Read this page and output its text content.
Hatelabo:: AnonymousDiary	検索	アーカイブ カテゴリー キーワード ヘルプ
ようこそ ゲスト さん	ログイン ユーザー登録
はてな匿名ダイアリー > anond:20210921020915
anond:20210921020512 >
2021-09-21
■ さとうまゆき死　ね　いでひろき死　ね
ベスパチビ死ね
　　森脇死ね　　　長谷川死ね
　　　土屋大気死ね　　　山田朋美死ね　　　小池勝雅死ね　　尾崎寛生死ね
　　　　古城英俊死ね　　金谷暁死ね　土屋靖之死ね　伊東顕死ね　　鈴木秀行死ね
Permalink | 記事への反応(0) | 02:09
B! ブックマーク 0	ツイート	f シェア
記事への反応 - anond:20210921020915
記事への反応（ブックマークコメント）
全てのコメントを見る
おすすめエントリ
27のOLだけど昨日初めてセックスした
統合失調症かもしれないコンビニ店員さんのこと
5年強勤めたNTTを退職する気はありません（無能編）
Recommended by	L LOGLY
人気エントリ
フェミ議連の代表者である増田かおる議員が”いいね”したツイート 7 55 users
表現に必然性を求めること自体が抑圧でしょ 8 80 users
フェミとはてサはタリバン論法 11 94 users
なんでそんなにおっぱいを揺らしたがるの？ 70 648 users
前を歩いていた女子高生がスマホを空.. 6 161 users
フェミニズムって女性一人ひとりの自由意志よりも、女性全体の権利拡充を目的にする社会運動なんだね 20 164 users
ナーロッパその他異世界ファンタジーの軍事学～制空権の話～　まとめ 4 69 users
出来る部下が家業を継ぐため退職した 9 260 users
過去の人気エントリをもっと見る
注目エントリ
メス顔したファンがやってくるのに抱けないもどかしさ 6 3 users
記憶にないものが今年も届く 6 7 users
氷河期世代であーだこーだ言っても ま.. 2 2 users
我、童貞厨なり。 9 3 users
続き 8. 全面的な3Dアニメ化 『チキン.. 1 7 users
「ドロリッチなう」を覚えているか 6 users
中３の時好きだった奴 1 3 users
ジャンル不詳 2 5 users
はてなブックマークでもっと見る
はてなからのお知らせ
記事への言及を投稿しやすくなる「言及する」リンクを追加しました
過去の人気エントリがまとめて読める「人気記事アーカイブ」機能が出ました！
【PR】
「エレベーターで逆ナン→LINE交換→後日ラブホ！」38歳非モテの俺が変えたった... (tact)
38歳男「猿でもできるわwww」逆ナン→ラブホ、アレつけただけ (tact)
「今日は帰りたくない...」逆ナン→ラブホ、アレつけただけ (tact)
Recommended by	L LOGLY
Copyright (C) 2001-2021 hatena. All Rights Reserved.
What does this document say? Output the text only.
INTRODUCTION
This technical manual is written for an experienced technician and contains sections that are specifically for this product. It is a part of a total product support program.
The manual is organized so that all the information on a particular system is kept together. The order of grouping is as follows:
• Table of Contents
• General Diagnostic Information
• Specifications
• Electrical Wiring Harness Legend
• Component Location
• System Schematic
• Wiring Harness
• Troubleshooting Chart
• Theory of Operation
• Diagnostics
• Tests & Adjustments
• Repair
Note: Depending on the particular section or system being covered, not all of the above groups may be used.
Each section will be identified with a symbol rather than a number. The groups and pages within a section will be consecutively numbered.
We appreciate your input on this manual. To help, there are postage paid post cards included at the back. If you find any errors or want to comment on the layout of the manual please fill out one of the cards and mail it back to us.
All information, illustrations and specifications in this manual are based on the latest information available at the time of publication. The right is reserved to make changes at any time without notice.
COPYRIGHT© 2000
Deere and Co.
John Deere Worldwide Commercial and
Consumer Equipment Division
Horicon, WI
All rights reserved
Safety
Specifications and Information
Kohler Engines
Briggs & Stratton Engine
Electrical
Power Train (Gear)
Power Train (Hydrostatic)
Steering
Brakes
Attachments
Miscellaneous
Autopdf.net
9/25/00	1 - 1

------------------------

**Exercise:** Repeat the listing in full, keeping every line exactly as it is.

**Result of the exercise:**
Read this page and output its text content.
Hatelabo:: AnonymousDiary	検索	アーカイブ カテゴリー キーワード ヘルプ
ようこそ ゲスト さん	ログイン ユーザー登録
はてな匿名ダイアリー > anond:20210921020915
anond:20210921020512 >
2021-09-21
■ さとうまゆき死　ね　いでひろき死　ね
ベスパチビ死ね
　　森脇死ね　　　長谷川死ね
　　　土屋大気死ね　　　山田朋美死ね　　　小池勝雅死ね　　尾崎寛生死ね
　　　　古城英俊死ね　　金谷暁死ね　土屋靖之死ね　伊東顕死ね　　鈴木秀行死ね
Permalink | 記事への反応(0) | 02:09
B! ブックマーク 0	ツイート	f シェア
記事への反応 - anond:20210921020915
記事への反応（ブックマークコメント）
全てのコメントを見る
おすすめエントリ
27のOLだけど昨日初めてセックスした
統合失調症かもしれないコンビニ店員さんのこと
5年強勤めたNTTを退職する気はありません（無能編）
Recommended by	L LOGLY
人気エントリ
フェミ議連の代表者である増田かおる議員が”いいね”したツイート 7 55 users
表現に必然性を求めること自体が抑圧でしょ 8 80 users
フェミとはてサはタリバン論法 11 94 users
なんでそんなにおっぱいを揺らしたがるの？ 70 648 users
前を歩いていた女子高生がスマホを空.. 6 161 users
フェミニズムって女性一人ひとりの自由意志よりも、女性全体の権利拡充を目的にする社会運動なんだね 20 164 users
ナーロッパその他異世界ファンタジーの軍事学～制空権の話～　まとめ 4 69 users
出来る部下が家業を継ぐため退職した 9 260 users
過去の人気エントリをもっと見る
注目エントリ
メス顔したファンがやってくるのに抱けないもどかしさ 6 3 users
記憶にないものが今年も届く 6 7 users
氷河期世代であーだこーだ言っても ま.. 2 2 users
我、童貞厨なり。 9 3 users
続き 8. 全面的な3Dアニメ化 『チキン.. 1 7 users
「ドロリッチなう」を覚えているか 6 users
中３の時好きだった奴 1 3 users
ジャンル不詳 2 5 users
はてなブックマークでもっと見る
はてなからのお知らせ
記事への言及を投稿しやすくなる「言及する」リンクを追加しました
過去の人気エントリがまとめて読める「人気記事アーカイブ」機能が出ました！
【PR】
「エレベーターで逆ナン→LINE交換→後日ラブホ！」38歳非モテの俺が変えたった... (tact)
38歳男「猿でもできるわwww」逆ナン→ラブホ、アレつけただけ (tact)
「今日は帰りたくない...」逆ナン→ラブホ、アレつけただけ (tact)
Recommended by	L LOGLY
Copyright (C) 2001-2021 hatena. All Rights Reserved.
What does this document say? Output the text only.
INTRODUCTION
This technical manual is written for an experienced technician and contains sections that are specifically for this product. It is a part of a total product support program.
The manual is organized so that all the information on a particular system is kept together. The order of grouping is as follows:
• Table of Contents
• General Diagnostic Information
• Specifications
• Electrical Wiring Harness Legend
• Component Location
• System Schematic
• Wiring Harness
• Troubleshooting Chart
• Theory of Operation
• Diagnostics
• Tests & Adjustments
• Repair
Note: Depending on the particular section or system being covered, not all of the above groups may be used.
Each section will be identified with a symbol rather than a number. The groups and pages within a section will be consecutively numbered.
We appreciate your input on this manual. To help, there are postage paid post cards included at the back. If you find any errors or want to comment on the layout of the manual please fill out one of the cards and mail it back to us.
All information, illustrations and specifications in this manual are based on the latest information available at the time of publication. The right is reserved to make changes at any time without notice.
COPYRIGHT© 2000
Deere and Co.
John Deere Worldwide Commercial and
Consumer Equipment Division
Horicon, WI
All rights reserved
Safety
Specifications and Information
Kohler Engines
Briggs & Stratton Engine
Electrical
Power Train (Gear)
Power Train (Hydrostatic)
Steering
Brakes
Attachments
Miscellaneous
Autopdf.net
9/25/00	1 - 1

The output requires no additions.